• _RECORDS PROVIDED_
=======

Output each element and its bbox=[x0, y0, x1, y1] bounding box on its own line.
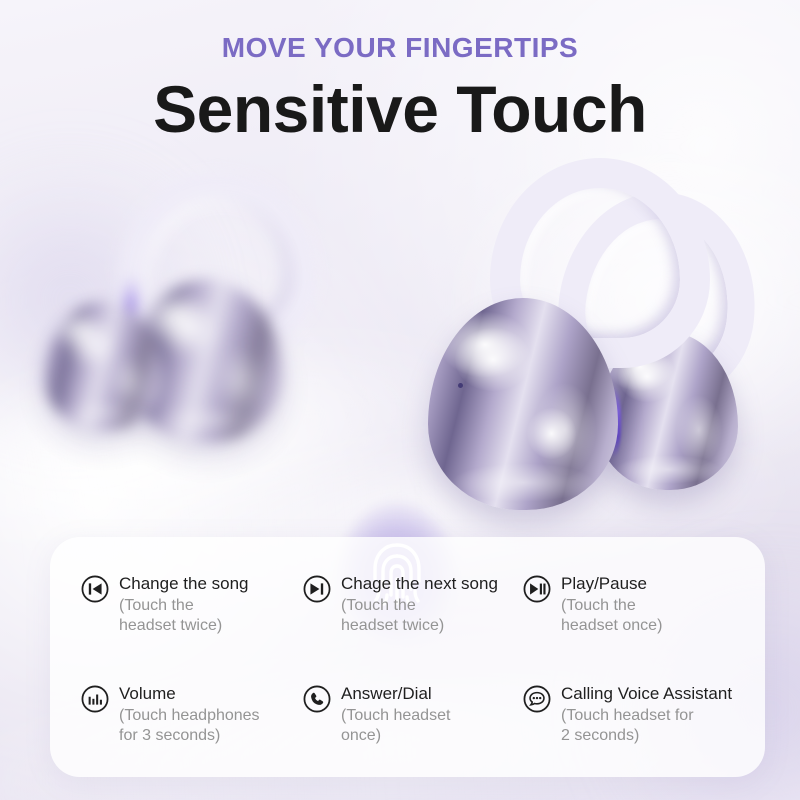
earbud-highlight-secondary bbox=[527, 408, 576, 459]
feature-item-change-the-next-song[interactable]: Chage the next song (Touch the headset t… bbox=[302, 573, 498, 636]
next-track-icon bbox=[302, 574, 332, 604]
feature-label: Change the song bbox=[119, 573, 249, 594]
feature-item-play-pause[interactable]: Play/Pause (Touch the headset once) bbox=[522, 573, 662, 636]
microphone-hole bbox=[458, 383, 463, 388]
earbud-highlight bbox=[154, 303, 221, 358]
feature-hint: (Touch the headset twice) bbox=[341, 596, 498, 636]
feature-text: Answer/Dial (Touch headset once) bbox=[341, 683, 450, 746]
feature-label: Calling Voice Assistant bbox=[561, 683, 732, 704]
feature-label: Play/Pause bbox=[561, 573, 662, 594]
volume-equalizer-icon bbox=[80, 684, 110, 714]
feature-hint: (Touch headset once) bbox=[341, 706, 450, 746]
promo-image: MOVE YOUR FINGERTIPS Sensitive Touch bbox=[0, 0, 800, 800]
touch-controls-card: Change the song (Touch the headset twice… bbox=[50, 537, 765, 777]
product-scene bbox=[0, 150, 800, 550]
feature-label: Volume bbox=[119, 683, 260, 704]
speech-bubble-dots-icon bbox=[522, 684, 552, 714]
phone-handset-icon bbox=[302, 684, 332, 714]
feature-label: Chage the next song bbox=[341, 573, 498, 594]
kicker-text: MOVE YOUR FINGERTIPS bbox=[0, 34, 800, 62]
feature-item-calling-voice-assistant[interactable]: Calling Voice Assistant (Touch headset f… bbox=[522, 683, 732, 746]
feature-grid: Change the song (Touch the headset twice… bbox=[50, 537, 765, 777]
feature-text: Chage the next song (Touch the headset t… bbox=[341, 573, 498, 636]
feature-item-answer-dial[interactable]: Answer/Dial (Touch headset once) bbox=[302, 683, 450, 746]
earbud-highlight-main bbox=[455, 328, 531, 392]
feature-hint: (Touch headset for 2 seconds) bbox=[561, 706, 732, 746]
previous-track-icon bbox=[80, 574, 110, 604]
feature-label: Answer/Dial bbox=[341, 683, 450, 704]
feature-text: Change the song (Touch the headset twice… bbox=[119, 573, 249, 636]
feature-item-volume[interactable]: Volume (Touch headphones for 3 seconds) bbox=[80, 683, 260, 746]
earbud-highlight bbox=[66, 322, 119, 368]
feature-text: Volume (Touch headphones for 3 seconds) bbox=[119, 683, 260, 746]
headline-block: MOVE YOUR FINGERTIPS Sensitive Touch bbox=[0, 34, 800, 142]
feature-text: Calling Voice Assistant (Touch headset f… bbox=[561, 683, 732, 746]
feature-item-change-the-song[interactable]: Change the song (Touch the headset twice… bbox=[80, 573, 249, 636]
page-title: Sensitive Touch bbox=[0, 76, 800, 142]
feature-hint: (Touch the headset twice) bbox=[119, 596, 249, 636]
play-pause-icon bbox=[522, 574, 552, 604]
feature-hint: (Touch headphones for 3 seconds) bbox=[119, 706, 260, 746]
feature-hint: (Touch the headset once) bbox=[561, 596, 662, 636]
feature-text: Play/Pause (Touch the headset once) bbox=[561, 573, 662, 636]
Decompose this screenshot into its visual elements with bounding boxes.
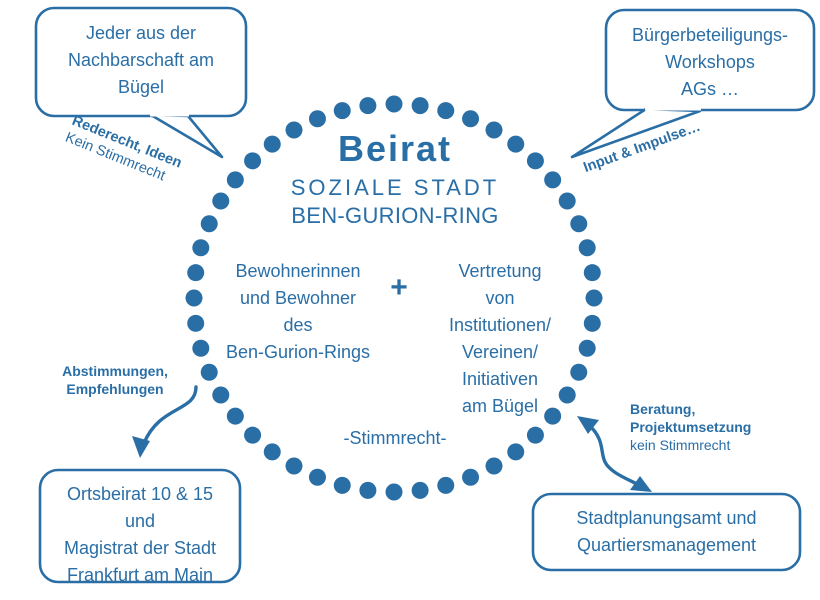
bubble-participation-text: Bürgerbeteiligungs-WorkshopsAGs … (608, 22, 812, 103)
ring-dot (437, 102, 454, 119)
ring-dot (227, 408, 244, 425)
ring-dot (584, 315, 601, 332)
ring-dot (201, 364, 218, 381)
ring-dot (462, 110, 479, 127)
ring-dot (359, 482, 376, 499)
box-ortsbeirat-text: Ortsbeirat 10 & 15undMagistrat der Stadt… (42, 481, 238, 589)
ring-dot (187, 264, 204, 281)
ring-dot (286, 458, 303, 475)
box-stadtplanungsamt-text: Stadtplanungsamt undQuartiersmanagement (537, 505, 796, 559)
ring-dot (507, 443, 524, 460)
ring-subtitle-primary: SOZIALE STADT (245, 175, 545, 201)
ring-dot (386, 96, 403, 113)
ring-dot (486, 458, 503, 475)
annotation-abstimmungen: Abstimmungen,Empfehlungen (40, 362, 190, 398)
ring-dot (186, 290, 203, 307)
ring-dot (244, 427, 261, 444)
ring-dot (187, 315, 204, 332)
ring-dot (359, 97, 376, 114)
ring-dot (334, 477, 351, 494)
annotation-beratung: Beratung,Projektumsetzung kein Stimmrech… (630, 400, 820, 455)
bubble-neighbourhood-text: Jeder aus derNachbarschaft amBügel (40, 20, 242, 101)
ring-dot (579, 239, 596, 256)
ring-dot (212, 387, 229, 404)
ring-dot (192, 239, 209, 256)
ring-dot (386, 484, 403, 501)
ring-column-residents: Bewohnerinnenund BewohnerdesBen-Gurion-R… (212, 258, 384, 366)
ring-dot (462, 469, 479, 486)
ring-dot (201, 215, 218, 232)
ring-dot (412, 482, 429, 499)
ring-column-institutions: VertretungvonInstitutionen/Vereinen/Init… (420, 258, 580, 420)
plus-icon: + (386, 275, 412, 301)
ring-dot (584, 264, 601, 281)
ring-dot (437, 477, 454, 494)
ring-dot (559, 193, 576, 210)
ring-dot (412, 97, 429, 114)
ring-subtitle-secondary: BEN-GURION-RING (245, 203, 545, 229)
ring-dot (309, 469, 326, 486)
annotation-abstimmungen-bold: Abstimmungen,Empfehlungen (40, 362, 190, 398)
annotation-beratung-bold: Beratung,Projektumsetzung (630, 400, 820, 436)
ring-voting-note: -Stimmrecht- (295, 428, 495, 449)
ring-dot (570, 215, 587, 232)
ring-dot (579, 340, 596, 357)
ring-dot (227, 171, 244, 188)
diagram-canvas: Jeder aus derNachbarschaft amBügel Reder… (0, 0, 820, 600)
ring-dot (212, 193, 229, 210)
annotation-beratung-regular: kein Stimmrecht (630, 436, 820, 454)
ring-dot (192, 340, 209, 357)
ring-dot (334, 102, 351, 119)
ring-dot (544, 171, 561, 188)
ring-dot (527, 427, 544, 444)
ring-dot (586, 290, 603, 307)
ring-dot (264, 443, 281, 460)
ring-dot (309, 110, 326, 127)
ring-title: Beirat (245, 128, 545, 170)
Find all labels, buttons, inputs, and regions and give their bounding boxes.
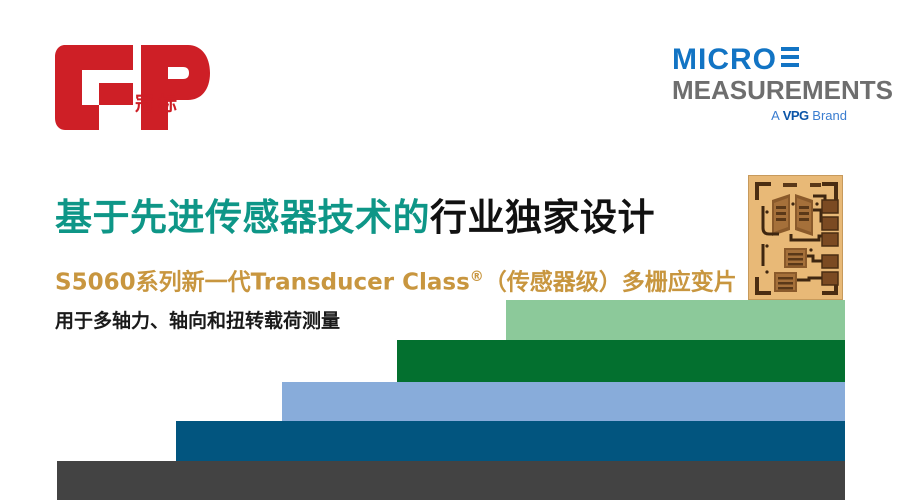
slide-canvas: 冠标 MICRO MEASUREMENTS A VPG Brand 基于先进传感… <box>0 0 900 500</box>
mm-logo-measurements-rest: EASUREMENTS <box>694 75 893 105</box>
strain-gauge-product-photo <box>748 175 843 300</box>
mm-logo-tagline-a: A <box>771 108 779 123</box>
mm-logo-bars-icon <box>781 47 799 71</box>
gp-logo: 冠标 <box>55 45 210 130</box>
bar-light-green <box>506 300 845 340</box>
mm-logo-tagline-brand: Brand <box>812 108 847 123</box>
mm-logo-vpg-tagline: A VPG Brand <box>672 109 847 123</box>
bar-light-blue <box>282 382 845 421</box>
tagline: 用于多轴力、轴向和扭转载荷测量 <box>55 308 340 334</box>
subtitle: S5060系列新一代Transducer Class®（传感器级）多栅应变片 <box>55 262 737 298</box>
mm-logo-tagline-vpg: VPG <box>783 108 809 123</box>
headline-teal-part: 基于先进传感器技术的 <box>55 196 430 239</box>
headline: 基于先进传感器技术的行业独家设计 <box>55 196 655 240</box>
registered-trademark-icon: ® <box>470 269 484 285</box>
gp-logo-chinese-label: 冠标 <box>135 89 181 116</box>
strain-gauge-artwork <box>749 176 843 300</box>
mm-logo-row-micro: MICRO <box>672 45 847 75</box>
subtitle-prefix: S5060系列新一代Transducer Class <box>55 270 470 296</box>
mm-logo-measurements-initial: M <box>672 75 694 105</box>
micro-measurements-logo: MICRO MEASUREMENTS A VPG Brand <box>672 45 847 125</box>
bar-dark-green <box>397 340 845 382</box>
mm-logo-micro-text: MICRO <box>672 45 777 75</box>
gp-logo-mark <box>55 45 210 130</box>
headline-black-part: 行业独家设计 <box>430 196 655 239</box>
bar-dark-blue <box>176 421 845 461</box>
subtitle-suffix: （传感器级）多栅应变片 <box>484 270 737 296</box>
bar-dark-gray <box>57 461 845 500</box>
mm-logo-row-measurements: MEASUREMENTS <box>672 76 847 105</box>
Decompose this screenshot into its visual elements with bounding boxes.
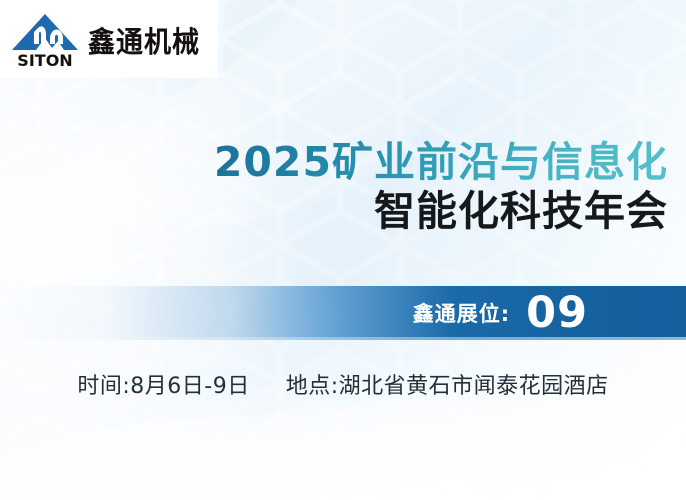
event-meta: 时间:8月6日-9日 地点:湖北省黄石市闻泰花园酒店 (0, 368, 686, 400)
siton-mountain-icon: SITON (8, 10, 82, 68)
booth-banner: 鑫通展位: 09 (0, 286, 686, 340)
page-title: 2025矿业前沿与信息化 智能化科技年会 (0, 138, 668, 236)
title-line-2: 智能化科技年会 (0, 186, 668, 236)
brand-chinese-name: 鑫通机械 (88, 18, 200, 60)
conference-poster: SITON 鑫通机械 2025矿业前沿与信息化 智能化科技年会 鑫通展位: 09… (0, 0, 686, 500)
booth-number: 09 (526, 292, 588, 335)
event-date: 时间:8月6日-9日 (77, 368, 249, 400)
brand-logo: SITON 鑫通机械 (0, 0, 218, 78)
title-line-1: 2025矿业前沿与信息化 (0, 138, 668, 186)
booth-label: 鑫通展位: (413, 298, 510, 328)
siton-wordmark: SITON (17, 51, 72, 68)
event-venue: 地点:湖北省黄石市闻泰花园酒店 (286, 368, 609, 400)
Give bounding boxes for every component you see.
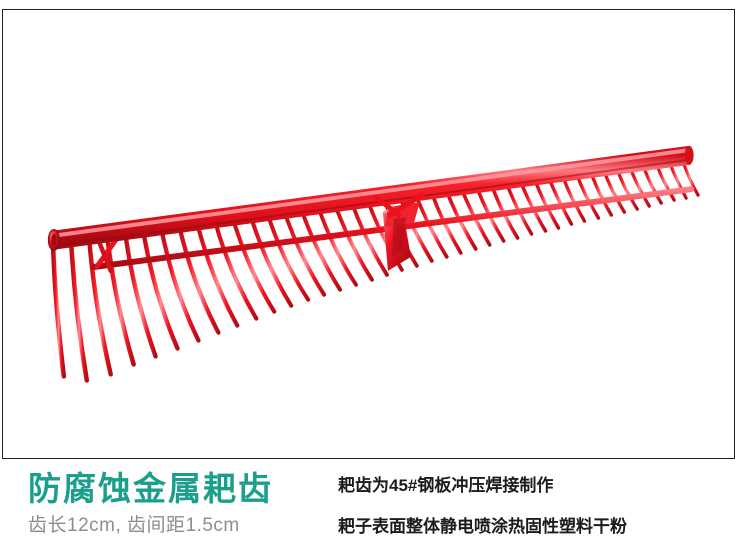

=======

• _AIM_
Copy the rows exactly as they appear, starting with the line that contains "slide-canvas: 冠标 MICRO" and ending with the line that contains "bar-light-green <box>506 300 845 340</box>", both included.

• _FINISHED TASK_
slide-canvas: 冠标 MICRO MEASUREMENTS A VPG Brand 基于先进传感… <box>0 0 900 500</box>
mm-logo-measurements-rest: EASUREMENTS <box>694 75 893 105</box>
strain-gauge-product-photo <box>748 175 843 300</box>
mm-logo-tagline-a: A <box>771 108 779 123</box>
mm-logo-bars-icon <box>781 47 799 71</box>
gp-logo: 冠标 <box>55 45 210 130</box>
bar-light-green <box>506 300 845 340</box>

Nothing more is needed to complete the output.